# [Short problem]
Reproduce every record below exactly as written, leaving out any pictures.

# [Data entries]
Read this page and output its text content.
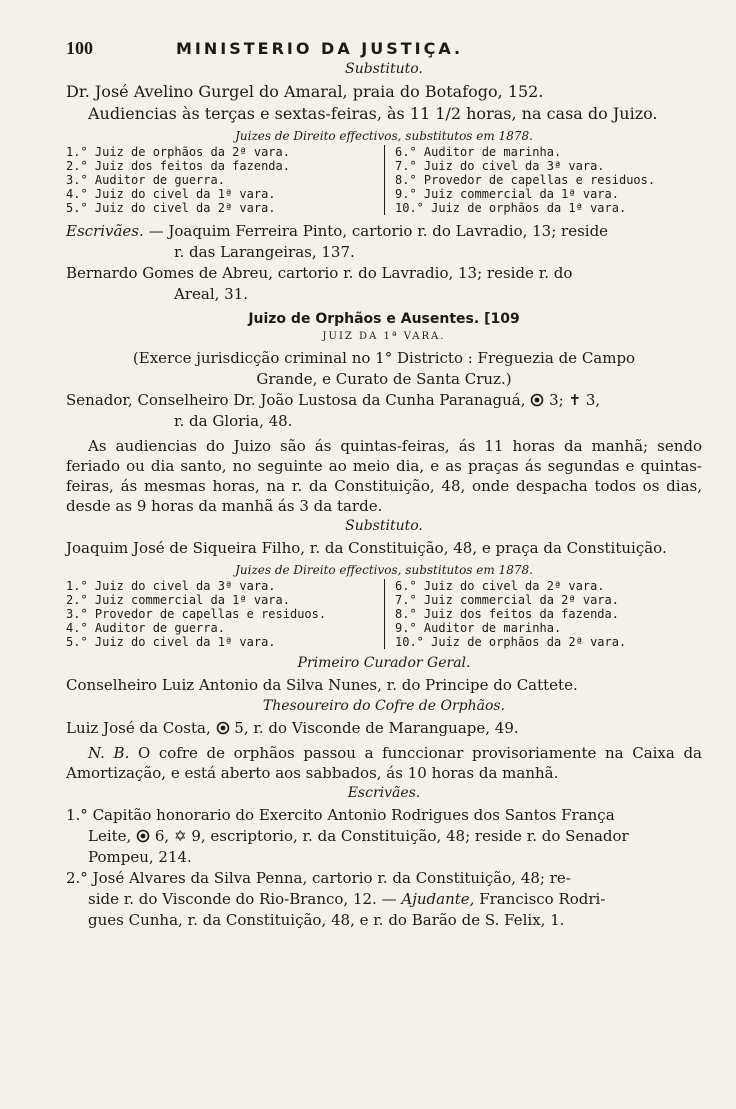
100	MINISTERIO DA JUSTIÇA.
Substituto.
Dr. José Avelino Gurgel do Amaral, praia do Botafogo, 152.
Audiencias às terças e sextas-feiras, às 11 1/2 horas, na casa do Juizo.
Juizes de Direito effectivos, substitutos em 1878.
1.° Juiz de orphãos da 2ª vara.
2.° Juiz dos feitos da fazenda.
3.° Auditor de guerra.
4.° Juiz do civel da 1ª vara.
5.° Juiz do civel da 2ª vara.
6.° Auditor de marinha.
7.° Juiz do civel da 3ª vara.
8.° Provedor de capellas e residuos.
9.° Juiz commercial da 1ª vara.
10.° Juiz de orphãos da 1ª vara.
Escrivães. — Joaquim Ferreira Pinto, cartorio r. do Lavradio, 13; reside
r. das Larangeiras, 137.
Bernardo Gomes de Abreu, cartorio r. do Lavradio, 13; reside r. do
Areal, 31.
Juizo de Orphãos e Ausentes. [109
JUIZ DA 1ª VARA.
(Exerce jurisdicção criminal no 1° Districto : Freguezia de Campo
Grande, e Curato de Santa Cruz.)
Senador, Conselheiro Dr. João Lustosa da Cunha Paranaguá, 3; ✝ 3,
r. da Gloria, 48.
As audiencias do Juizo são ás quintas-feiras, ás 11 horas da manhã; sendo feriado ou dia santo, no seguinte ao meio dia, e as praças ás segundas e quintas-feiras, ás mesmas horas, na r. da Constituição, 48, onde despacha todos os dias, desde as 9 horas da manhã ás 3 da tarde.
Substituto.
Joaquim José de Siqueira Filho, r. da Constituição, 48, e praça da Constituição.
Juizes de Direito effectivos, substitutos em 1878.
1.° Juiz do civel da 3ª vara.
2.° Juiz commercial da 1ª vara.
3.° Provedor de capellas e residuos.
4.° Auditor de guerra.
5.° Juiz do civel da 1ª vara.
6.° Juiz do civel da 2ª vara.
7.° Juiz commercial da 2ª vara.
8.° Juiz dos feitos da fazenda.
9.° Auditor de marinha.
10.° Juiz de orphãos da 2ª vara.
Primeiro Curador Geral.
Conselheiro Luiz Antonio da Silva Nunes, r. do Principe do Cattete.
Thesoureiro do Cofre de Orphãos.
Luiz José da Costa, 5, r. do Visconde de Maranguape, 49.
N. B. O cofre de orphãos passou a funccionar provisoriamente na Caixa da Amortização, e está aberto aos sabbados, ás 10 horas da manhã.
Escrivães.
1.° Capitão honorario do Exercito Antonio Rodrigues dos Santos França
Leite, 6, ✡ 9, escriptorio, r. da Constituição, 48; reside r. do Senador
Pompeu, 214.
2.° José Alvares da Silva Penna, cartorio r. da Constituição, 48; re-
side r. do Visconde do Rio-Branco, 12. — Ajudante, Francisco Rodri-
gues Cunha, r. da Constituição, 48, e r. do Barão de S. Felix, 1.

# [Response]
Read this page and output its text content.
100	MINISTERIO DA JUSTIÇA.
Substituto.
Dr. José Avelino Gurgel do Amaral, praia do Botafogo, 152.
Audiencias às terças e sextas-feiras, às 11 1/2 horas, na casa do Juizo.
Juizes de Direito effectivos, substitutos em 1878.
1.° Juiz de orphãos da 2ª vara.
2.° Juiz dos feitos da fazenda.
3.° Auditor de guerra.
4.° Juiz do civel da 1ª vara.
5.° Juiz do civel da 2ª vara.
6.° Auditor de marinha.
7.° Juiz do civel da 3ª vara.
8.° Provedor de capellas e residuos.
9.° Juiz commercial da 1ª vara.
10.° Juiz de orphãos da 1ª vara.
Escrivães. — Joaquim Ferreira Pinto, cartorio r. do Lavradio, 13; reside
r. das Larangeiras, 137.
Bernardo Gomes de Abreu, cartorio r. do Lavradio, 13; reside r. do
Areal, 31.
Juizo de Orphãos e Ausentes. [109
JUIZ DA 1ª VARA.
(Exerce jurisdicção criminal no 1° Districto : Freguezia de Campo
Grande, e Curato de Santa Cruz.)
Senador, Conselheiro Dr. João Lustosa da Cunha Paranaguá, 3; ✝ 3,
r. da Gloria, 48.
As audiencias do Juizo são ás quintas-feiras, ás 11 horas da manhã; sendo feriado ou dia santo, no seguinte ao meio dia, e as praças ás segundas e quintas-feiras, ás mesmas horas, na r. da Constituição, 48, onde despacha todos os dias, desde as 9 horas da manhã ás 3 da tarde.
Substituto.
Joaquim José de Siqueira Filho, r. da Constituição, 48, e praça da Constituição.
Juizes de Direito effectivos, substitutos em 1878.
1.° Juiz do civel da 3ª vara.
2.° Juiz commercial da 1ª vara.
3.° Provedor de capellas e residuos.
4.° Auditor de guerra.
5.° Juiz do civel da 1ª vara.
6.° Juiz do civel da 2ª vara.
7.° Juiz commercial da 2ª vara.
8.° Juiz dos feitos da fazenda.
9.° Auditor de marinha.
10.° Juiz de orphãos da 2ª vara.
Primeiro Curador Geral.
Conselheiro Luiz Antonio da Silva Nunes, r. do Principe do Cattete.
Thesoureiro do Cofre de Orphãos.
Luiz José da Costa, 5, r. do Visconde de Maranguape, 49.
N. B. O cofre de orphãos passou a funccionar provisoriamente na Caixa da Amortização, e está aberto aos sabbados, ás 10 horas da manhã.
Escrivães.
1.° Capitão honorario do Exercito Antonio Rodrigues dos Santos França
Leite, 6, ✡ 9, escriptorio, r. da Constituição, 48; reside r. do Senador
Pompeu, 214.
2.° José Alvares da Silva Penna, cartorio r. da Constituição, 48; re-
side r. do Visconde do Rio-Branco, 12. — Ajudante, Francisco Rodri-
gues Cunha, r. da Constituição, 48, e r. do Barão de S. Felix, 1.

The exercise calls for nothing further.